_Dataset excerpts_.
╭──

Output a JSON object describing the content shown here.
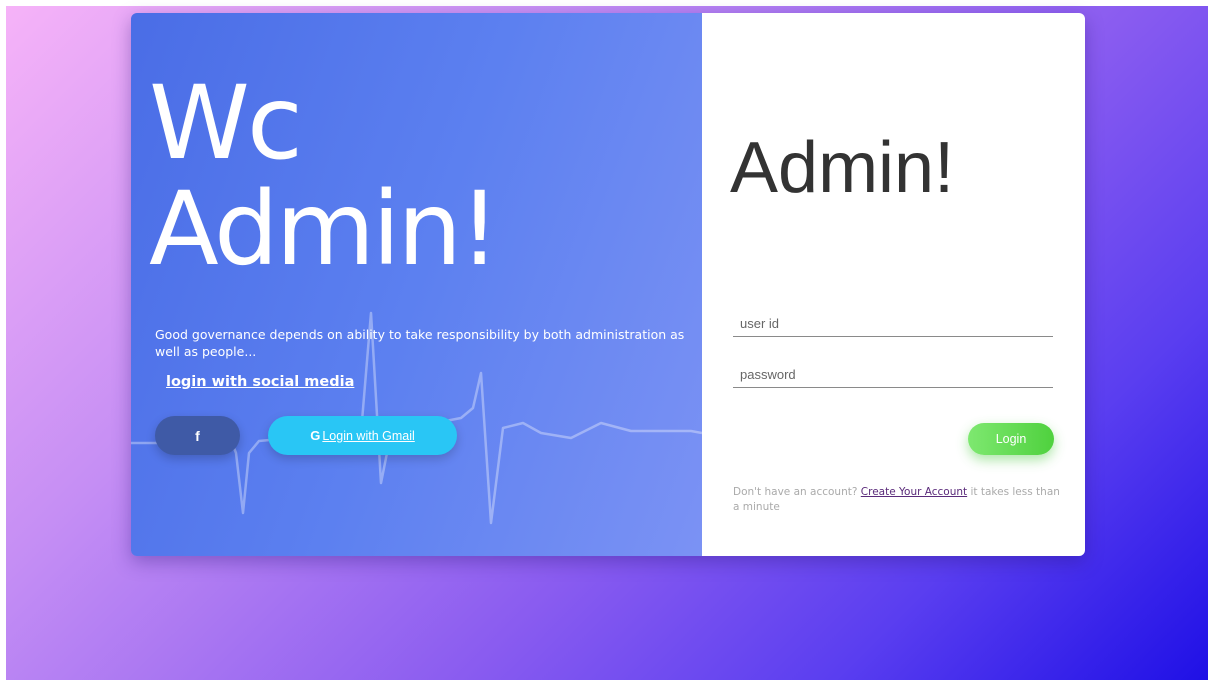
{
  "hero": {
    "title_line1": "Wc",
    "title_line2": "Admin!",
    "tagline": "Good governance depends on ability to take responsibility by both administration as well as people...",
    "social_link": "login with social media",
    "facebook_icon": "f",
    "gmail_icon": "G",
    "gmail_label": " Login with Gmail"
  },
  "login": {
    "title": "Admin!",
    "userid_placeholder": "user id",
    "password_placeholder": "password",
    "button_label": "Login",
    "signup_prefix": "Don't have an account? ",
    "signup_link": "Create Your Account",
    "signup_suffix": " it takes less than a minute"
  },
  "colors": {
    "left_panel": "#5c80f0",
    "facebook_button": "#3f5aa6",
    "gmail_button": "#29c6f5",
    "login_button": "#5ad64a",
    "signup_link": "#5a2a7a"
  },
  "icons": {
    "facebook": "facebook-icon",
    "gmail": "google-icon",
    "heartbeat": "heartbeat-line"
  }
}
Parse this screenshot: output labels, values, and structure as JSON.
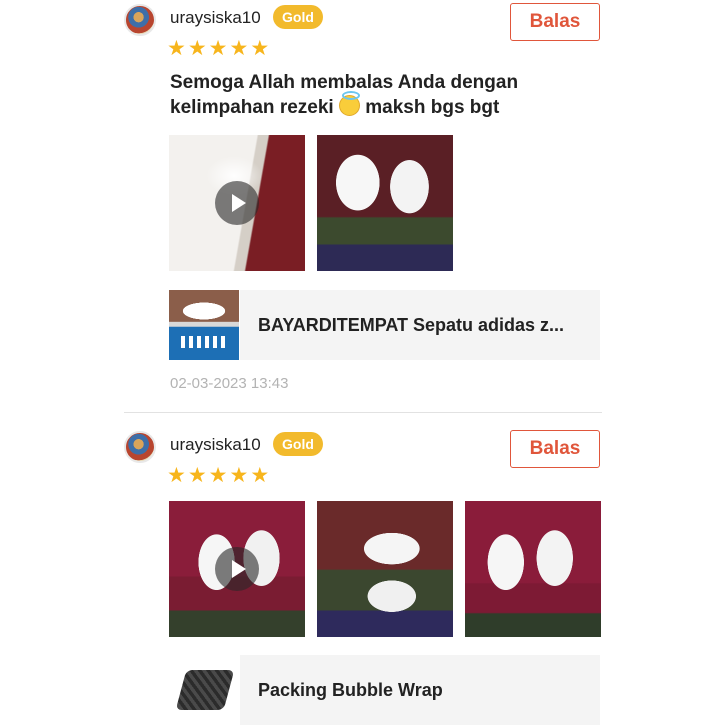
{
  "reviews": [
    {
      "username": "uraysiska10",
      "badge": "Gold",
      "reply_label": "Balas",
      "rating": 5,
      "comment_part1": "Semoga Allah membalas Anda dengan kelimpahan rezeki ",
      "comment_part2": " maksh bgs bgt",
      "product_name": "BAYARDITEMPAT Sepatu adidas z...",
      "timestamp": "02-03-2023 13:43"
    },
    {
      "username": "uraysiska10",
      "badge": "Gold",
      "reply_label": "Balas",
      "rating": 5,
      "product_name": "Packing Bubble Wrap"
    }
  ],
  "colors": {
    "accent": "#e0563b",
    "badge": "#f2ba2c",
    "star": "#f7b51c",
    "timestamp": "#b3b3b3"
  },
  "icons": {
    "star": "★",
    "play": "play-icon"
  }
}
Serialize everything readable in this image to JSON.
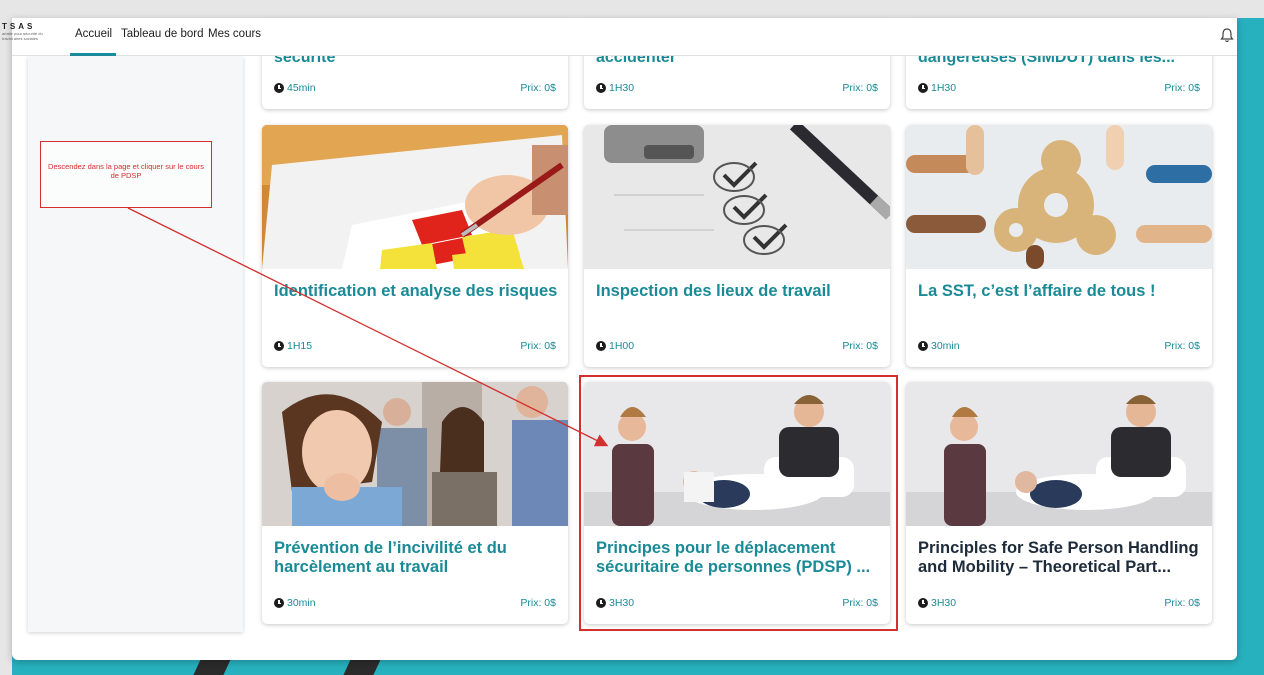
{
  "nav": {
    "brand": "TSAS",
    "brand_sub": "ariatie pour sécurité du travail aires sociales",
    "links": [
      "Accueil",
      "Tableau de bord",
      "Mes cours"
    ]
  },
  "annotation": {
    "text": "Descendez dans la page et cliquer sur le cours de PDSP"
  },
  "courses_top": [
    {
      "title": "sécurité",
      "duration": "45min",
      "price": "Prix: 0$"
    },
    {
      "title": "accidenter",
      "duration": "1H30",
      "price": "Prix: 0$"
    },
    {
      "title": "dangereuses (SIMDUT) dans les...",
      "duration": "1H30",
      "price": "Prix: 0$"
    }
  ],
  "courses": [
    {
      "title": "Identification et analyse des risques",
      "duration": "1H15",
      "price": "Prix: 0$"
    },
    {
      "title": "Inspection des lieux de travail",
      "duration": "1H00",
      "price": "Prix: 0$"
    },
    {
      "title": "La SST, c’est l’affaire de tous !",
      "duration": "30min",
      "price": "Prix: 0$"
    },
    {
      "title": "Prévention de l’incivilité et du harcèlement au travail",
      "duration": "30min",
      "price": "Prix: 0$"
    },
    {
      "title": "Principes pour le déplacement sécuritaire de personnes (PDSP) ...",
      "duration": "3H30",
      "price": "Prix: 0$"
    },
    {
      "title": "Principles for Safe Person Handling and Mobility – Theoretical Part...",
      "duration": "3H30",
      "price": "Prix: 0$"
    }
  ],
  "colors": {
    "accent": "#1a8a97",
    "teal_bg": "#27b1bf",
    "annotation": "#d32f2f"
  }
}
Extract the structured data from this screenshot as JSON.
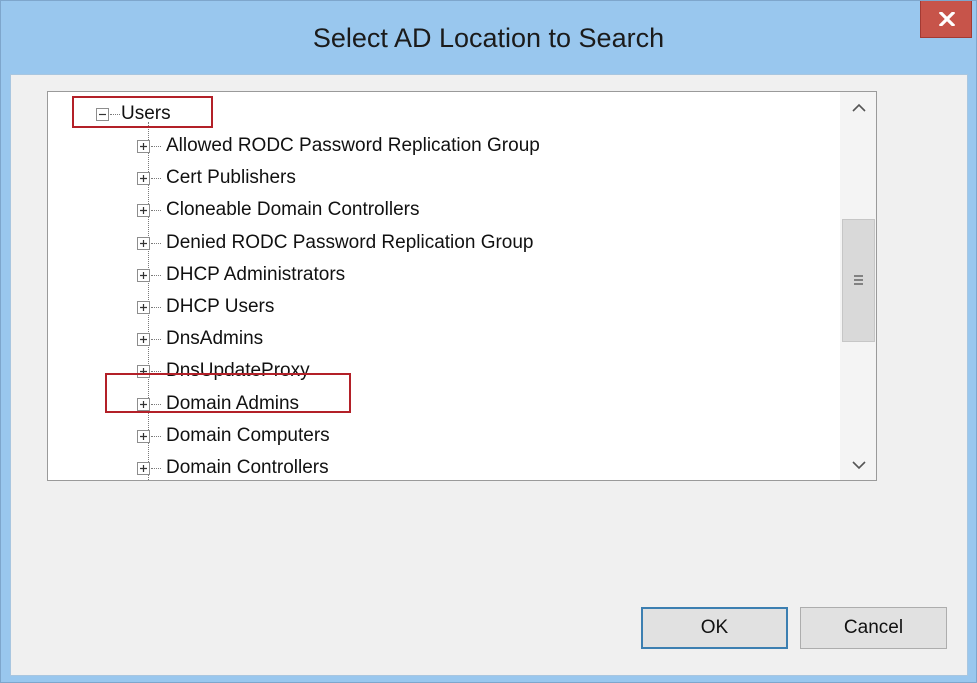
{
  "window": {
    "title": "Select AD Location to Search",
    "close_label": "x"
  },
  "tree": {
    "root": {
      "label": "Users",
      "expander": "minus"
    },
    "children": [
      {
        "label": "Allowed RODC Password Replication Group",
        "expander": "plus"
      },
      {
        "label": "Cert Publishers",
        "expander": "plus"
      },
      {
        "label": "Cloneable Domain Controllers",
        "expander": "plus"
      },
      {
        "label": "Denied RODC Password Replication Group",
        "expander": "plus"
      },
      {
        "label": "DHCP Administrators",
        "expander": "plus"
      },
      {
        "label": "DHCP Users",
        "expander": "plus"
      },
      {
        "label": "DnsAdmins",
        "expander": "plus"
      },
      {
        "label": "DnsUpdateProxy",
        "expander": "plus"
      },
      {
        "label": "Domain Admins",
        "expander": "plus"
      },
      {
        "label": "Domain Computers",
        "expander": "plus"
      },
      {
        "label": "Domain Controllers",
        "expander": "plus"
      }
    ],
    "highlighted": [
      "Users",
      "Domain Admins"
    ]
  },
  "scrollbar": {
    "up_icon": "chevron-up-icon",
    "down_icon": "chevron-down-icon",
    "thumb_icon": "grip-icon"
  },
  "buttons": {
    "ok": "OK",
    "cancel": "Cancel"
  },
  "colors": {
    "title_bar": "#99c7ee",
    "close": "#c7544a",
    "highlight": "#b32028",
    "client": "#f0f0f0"
  }
}
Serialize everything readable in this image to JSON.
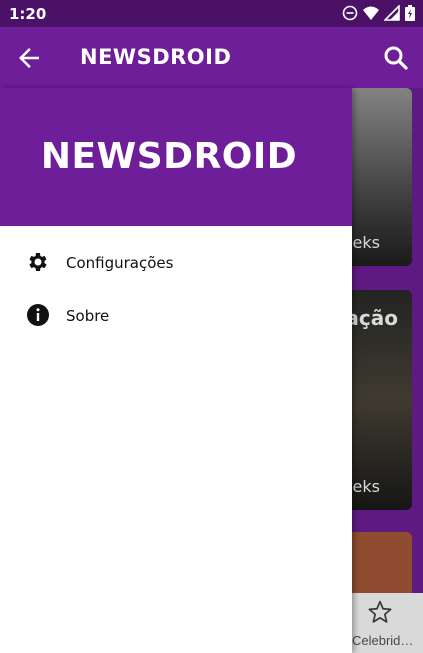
{
  "status_bar": {
    "time": "1:20",
    "icons": [
      "do-not-disturb-icon",
      "wifi-icon",
      "signal-icon",
      "battery-icon"
    ]
  },
  "app_bar": {
    "title": "NEWSDROID",
    "back_icon": "arrow-back-icon",
    "search_icon": "search-icon"
  },
  "drawer": {
    "header_title": "NEWSDROID",
    "items": [
      {
        "label": "Configurações",
        "icon": "gear-icon"
      },
      {
        "label": "Sobre",
        "icon": "info-icon"
      }
    ]
  },
  "background": {
    "cards": [
      {
        "source": "eeks"
      },
      {
        "title_fragment": "ação",
        "source": "eeks"
      }
    ],
    "bottom_nav": {
      "tab_label": "Celebrid…",
      "icon": "star-outline-icon"
    }
  },
  "colors": {
    "primary": "#6f1e99",
    "status_bar": "#4a1166",
    "drawer_background": "#ffffff"
  }
}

╰──

_What to produce_.
Each line holding the word "travail" counts once; report the total and nothing else.

_Correct answer_.
3